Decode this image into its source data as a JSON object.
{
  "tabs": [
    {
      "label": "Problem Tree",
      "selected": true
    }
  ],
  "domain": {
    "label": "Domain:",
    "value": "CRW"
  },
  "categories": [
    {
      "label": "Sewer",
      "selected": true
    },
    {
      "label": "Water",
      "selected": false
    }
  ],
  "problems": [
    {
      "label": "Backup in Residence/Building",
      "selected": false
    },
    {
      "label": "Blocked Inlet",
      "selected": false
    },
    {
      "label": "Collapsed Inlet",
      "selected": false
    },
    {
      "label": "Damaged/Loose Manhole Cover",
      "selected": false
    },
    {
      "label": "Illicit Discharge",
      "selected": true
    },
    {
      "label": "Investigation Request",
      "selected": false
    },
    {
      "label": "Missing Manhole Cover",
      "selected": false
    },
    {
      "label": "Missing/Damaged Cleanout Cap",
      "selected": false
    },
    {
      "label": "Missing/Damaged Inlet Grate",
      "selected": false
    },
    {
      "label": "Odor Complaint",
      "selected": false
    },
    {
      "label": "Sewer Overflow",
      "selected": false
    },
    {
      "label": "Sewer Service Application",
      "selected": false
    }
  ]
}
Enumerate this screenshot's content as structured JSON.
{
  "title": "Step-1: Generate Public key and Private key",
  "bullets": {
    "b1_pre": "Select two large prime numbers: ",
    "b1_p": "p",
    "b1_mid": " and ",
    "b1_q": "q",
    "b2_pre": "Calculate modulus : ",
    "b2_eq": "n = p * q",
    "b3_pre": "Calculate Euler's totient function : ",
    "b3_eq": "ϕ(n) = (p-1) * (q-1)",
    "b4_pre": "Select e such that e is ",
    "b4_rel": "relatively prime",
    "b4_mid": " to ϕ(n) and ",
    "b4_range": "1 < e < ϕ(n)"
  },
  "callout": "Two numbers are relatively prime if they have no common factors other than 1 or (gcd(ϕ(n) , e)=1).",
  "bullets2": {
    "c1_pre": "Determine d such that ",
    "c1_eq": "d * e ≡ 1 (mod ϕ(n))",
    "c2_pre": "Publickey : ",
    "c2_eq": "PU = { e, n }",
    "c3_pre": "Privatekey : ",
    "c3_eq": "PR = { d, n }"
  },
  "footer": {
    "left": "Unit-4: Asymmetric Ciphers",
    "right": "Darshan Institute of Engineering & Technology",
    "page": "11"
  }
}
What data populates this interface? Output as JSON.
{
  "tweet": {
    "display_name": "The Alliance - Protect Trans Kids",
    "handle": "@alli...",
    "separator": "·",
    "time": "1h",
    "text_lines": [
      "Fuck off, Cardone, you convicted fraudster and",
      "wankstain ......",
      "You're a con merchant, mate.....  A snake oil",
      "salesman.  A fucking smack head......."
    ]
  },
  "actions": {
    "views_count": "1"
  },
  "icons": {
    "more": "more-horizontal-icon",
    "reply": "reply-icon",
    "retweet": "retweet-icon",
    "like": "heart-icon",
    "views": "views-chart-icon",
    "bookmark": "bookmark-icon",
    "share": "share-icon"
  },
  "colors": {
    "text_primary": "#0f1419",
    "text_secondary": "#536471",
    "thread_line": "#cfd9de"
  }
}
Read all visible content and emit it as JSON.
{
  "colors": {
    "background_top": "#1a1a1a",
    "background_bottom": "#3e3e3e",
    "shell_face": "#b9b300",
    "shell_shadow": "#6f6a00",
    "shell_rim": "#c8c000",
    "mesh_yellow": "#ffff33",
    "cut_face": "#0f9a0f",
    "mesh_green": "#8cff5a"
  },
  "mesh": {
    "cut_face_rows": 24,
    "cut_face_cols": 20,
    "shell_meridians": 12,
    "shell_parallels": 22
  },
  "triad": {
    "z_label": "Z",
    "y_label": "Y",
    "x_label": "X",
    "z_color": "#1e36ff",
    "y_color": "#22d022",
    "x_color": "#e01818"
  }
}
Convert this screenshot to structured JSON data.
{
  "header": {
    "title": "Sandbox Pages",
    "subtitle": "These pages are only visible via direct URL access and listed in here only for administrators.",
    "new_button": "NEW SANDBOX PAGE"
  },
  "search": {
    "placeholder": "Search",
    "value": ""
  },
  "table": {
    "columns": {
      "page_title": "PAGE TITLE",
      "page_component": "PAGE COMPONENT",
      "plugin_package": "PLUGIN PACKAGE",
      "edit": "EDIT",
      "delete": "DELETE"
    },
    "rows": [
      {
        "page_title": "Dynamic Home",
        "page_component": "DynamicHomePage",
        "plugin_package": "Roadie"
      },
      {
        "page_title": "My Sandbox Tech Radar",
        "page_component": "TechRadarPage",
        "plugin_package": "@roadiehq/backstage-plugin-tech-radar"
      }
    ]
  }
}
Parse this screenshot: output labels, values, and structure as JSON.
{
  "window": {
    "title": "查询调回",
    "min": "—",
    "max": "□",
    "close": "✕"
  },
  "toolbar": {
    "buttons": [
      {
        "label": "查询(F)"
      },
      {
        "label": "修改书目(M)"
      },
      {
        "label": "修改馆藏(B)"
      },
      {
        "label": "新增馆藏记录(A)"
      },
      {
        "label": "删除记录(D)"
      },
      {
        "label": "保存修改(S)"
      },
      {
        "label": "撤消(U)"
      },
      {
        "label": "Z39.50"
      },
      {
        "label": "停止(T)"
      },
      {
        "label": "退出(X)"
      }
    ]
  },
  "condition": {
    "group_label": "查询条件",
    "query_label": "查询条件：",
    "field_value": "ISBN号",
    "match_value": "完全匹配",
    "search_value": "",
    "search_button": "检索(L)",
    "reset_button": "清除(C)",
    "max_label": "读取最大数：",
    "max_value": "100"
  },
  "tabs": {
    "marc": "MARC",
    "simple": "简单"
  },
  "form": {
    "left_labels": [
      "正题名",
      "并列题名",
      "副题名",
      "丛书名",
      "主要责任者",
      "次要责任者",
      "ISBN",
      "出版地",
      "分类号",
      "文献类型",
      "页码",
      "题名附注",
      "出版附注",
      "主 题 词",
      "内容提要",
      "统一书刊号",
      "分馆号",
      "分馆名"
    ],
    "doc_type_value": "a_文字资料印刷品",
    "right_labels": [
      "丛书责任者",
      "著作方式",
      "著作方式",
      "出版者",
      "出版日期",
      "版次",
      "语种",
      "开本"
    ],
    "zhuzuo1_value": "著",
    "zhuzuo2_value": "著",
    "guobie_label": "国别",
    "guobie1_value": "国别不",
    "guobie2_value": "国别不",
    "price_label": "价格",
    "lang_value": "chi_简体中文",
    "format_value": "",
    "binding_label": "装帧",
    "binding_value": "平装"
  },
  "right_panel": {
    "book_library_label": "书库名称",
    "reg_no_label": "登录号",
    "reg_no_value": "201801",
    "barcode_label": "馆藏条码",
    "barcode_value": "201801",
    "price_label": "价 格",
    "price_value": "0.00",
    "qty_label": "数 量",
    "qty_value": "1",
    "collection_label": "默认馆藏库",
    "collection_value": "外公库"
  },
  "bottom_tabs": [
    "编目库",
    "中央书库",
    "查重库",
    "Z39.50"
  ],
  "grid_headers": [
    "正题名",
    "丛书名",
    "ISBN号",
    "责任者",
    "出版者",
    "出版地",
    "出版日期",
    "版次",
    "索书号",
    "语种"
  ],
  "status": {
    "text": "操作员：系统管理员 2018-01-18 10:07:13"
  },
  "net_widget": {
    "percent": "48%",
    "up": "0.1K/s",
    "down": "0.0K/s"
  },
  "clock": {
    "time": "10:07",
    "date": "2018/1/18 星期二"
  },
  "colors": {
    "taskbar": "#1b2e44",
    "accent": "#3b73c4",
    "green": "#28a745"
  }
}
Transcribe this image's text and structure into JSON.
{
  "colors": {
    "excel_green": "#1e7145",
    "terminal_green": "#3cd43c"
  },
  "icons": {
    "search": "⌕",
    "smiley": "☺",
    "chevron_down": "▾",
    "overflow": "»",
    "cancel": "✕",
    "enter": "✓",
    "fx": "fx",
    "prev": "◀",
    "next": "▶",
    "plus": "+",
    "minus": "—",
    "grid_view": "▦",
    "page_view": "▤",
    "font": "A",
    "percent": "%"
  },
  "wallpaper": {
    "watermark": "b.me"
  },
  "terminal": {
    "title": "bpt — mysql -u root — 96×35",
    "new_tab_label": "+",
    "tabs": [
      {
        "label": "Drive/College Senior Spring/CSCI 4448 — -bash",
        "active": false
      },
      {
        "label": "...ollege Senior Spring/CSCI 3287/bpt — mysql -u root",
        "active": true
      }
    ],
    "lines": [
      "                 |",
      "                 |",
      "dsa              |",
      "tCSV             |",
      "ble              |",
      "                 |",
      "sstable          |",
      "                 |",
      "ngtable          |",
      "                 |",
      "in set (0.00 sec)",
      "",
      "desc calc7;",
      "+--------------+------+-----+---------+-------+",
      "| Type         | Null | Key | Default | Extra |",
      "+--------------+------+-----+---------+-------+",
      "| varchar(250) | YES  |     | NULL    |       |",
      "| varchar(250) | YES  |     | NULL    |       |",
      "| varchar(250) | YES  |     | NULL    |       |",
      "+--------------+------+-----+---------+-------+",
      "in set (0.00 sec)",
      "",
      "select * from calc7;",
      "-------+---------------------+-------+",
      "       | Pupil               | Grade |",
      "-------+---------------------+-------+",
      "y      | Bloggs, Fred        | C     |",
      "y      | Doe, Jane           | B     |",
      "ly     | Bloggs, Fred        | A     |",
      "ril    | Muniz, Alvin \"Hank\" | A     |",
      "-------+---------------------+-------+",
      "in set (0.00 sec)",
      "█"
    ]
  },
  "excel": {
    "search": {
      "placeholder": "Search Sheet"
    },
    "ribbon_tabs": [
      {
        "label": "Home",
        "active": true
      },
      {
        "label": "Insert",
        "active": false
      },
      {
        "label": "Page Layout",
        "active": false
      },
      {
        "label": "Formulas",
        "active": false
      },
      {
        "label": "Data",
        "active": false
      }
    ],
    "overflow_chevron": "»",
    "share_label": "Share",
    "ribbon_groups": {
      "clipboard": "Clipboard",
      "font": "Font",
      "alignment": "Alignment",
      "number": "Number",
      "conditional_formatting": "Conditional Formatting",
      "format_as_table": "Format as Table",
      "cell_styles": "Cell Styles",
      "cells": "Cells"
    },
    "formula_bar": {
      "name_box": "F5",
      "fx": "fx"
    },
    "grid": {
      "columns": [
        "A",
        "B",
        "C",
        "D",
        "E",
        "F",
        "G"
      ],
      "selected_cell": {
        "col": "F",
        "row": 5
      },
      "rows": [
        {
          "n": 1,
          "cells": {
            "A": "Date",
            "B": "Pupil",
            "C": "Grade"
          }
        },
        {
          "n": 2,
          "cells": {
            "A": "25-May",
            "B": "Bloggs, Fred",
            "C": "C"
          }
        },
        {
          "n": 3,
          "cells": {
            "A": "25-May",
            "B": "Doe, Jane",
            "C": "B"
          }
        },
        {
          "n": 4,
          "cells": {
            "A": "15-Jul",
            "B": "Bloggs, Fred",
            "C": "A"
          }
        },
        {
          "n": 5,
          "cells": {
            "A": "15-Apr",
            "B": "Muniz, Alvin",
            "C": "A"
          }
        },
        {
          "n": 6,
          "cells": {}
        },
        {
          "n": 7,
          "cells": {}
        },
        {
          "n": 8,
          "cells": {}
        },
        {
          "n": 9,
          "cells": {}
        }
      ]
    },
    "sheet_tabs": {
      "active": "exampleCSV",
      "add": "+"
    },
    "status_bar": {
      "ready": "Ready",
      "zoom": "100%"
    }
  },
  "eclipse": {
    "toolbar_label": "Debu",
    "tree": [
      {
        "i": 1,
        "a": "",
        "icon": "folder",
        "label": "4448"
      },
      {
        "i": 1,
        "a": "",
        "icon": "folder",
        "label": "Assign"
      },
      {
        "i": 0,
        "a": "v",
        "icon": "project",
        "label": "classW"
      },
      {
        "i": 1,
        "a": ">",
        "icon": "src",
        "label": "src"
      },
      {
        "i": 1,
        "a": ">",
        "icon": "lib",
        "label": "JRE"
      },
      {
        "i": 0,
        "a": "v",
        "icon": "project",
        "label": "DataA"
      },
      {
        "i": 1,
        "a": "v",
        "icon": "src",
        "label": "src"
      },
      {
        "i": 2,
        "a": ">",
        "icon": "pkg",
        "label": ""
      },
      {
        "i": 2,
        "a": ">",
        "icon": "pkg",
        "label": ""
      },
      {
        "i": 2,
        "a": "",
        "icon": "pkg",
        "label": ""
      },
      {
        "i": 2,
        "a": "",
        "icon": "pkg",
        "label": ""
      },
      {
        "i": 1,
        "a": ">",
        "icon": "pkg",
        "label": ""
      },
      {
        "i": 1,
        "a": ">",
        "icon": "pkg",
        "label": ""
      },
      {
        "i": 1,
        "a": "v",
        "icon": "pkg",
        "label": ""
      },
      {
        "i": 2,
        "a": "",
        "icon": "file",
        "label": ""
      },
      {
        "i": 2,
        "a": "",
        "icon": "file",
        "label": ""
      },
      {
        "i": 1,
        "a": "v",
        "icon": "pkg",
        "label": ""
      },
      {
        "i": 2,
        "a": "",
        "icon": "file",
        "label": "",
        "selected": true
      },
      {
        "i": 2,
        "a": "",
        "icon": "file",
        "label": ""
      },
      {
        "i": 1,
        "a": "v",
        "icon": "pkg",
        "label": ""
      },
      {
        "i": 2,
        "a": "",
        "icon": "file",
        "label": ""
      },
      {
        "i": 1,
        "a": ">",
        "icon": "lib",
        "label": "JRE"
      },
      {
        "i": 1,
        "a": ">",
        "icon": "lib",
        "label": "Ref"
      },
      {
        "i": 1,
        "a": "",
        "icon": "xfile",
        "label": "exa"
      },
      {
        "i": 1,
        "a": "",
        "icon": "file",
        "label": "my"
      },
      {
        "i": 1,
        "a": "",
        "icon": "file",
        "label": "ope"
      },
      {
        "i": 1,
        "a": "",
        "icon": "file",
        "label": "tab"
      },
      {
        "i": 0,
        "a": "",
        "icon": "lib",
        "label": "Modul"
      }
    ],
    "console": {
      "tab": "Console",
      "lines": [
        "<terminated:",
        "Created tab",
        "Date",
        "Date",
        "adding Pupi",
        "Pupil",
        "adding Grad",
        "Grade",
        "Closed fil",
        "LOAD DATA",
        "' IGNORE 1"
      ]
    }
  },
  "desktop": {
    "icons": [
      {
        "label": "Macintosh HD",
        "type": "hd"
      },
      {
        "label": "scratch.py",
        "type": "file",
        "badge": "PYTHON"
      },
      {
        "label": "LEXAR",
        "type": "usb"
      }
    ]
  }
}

******

__THE REQUEST__: Find "root". Copy every line it occurs in.

__ANSWER TO THIS PROBLEM__:
    "title": "bpt — mysql -u root — 96×35",
        "label": "...ollege Senior Spring/CSCI 3287/bpt — mysql -u root",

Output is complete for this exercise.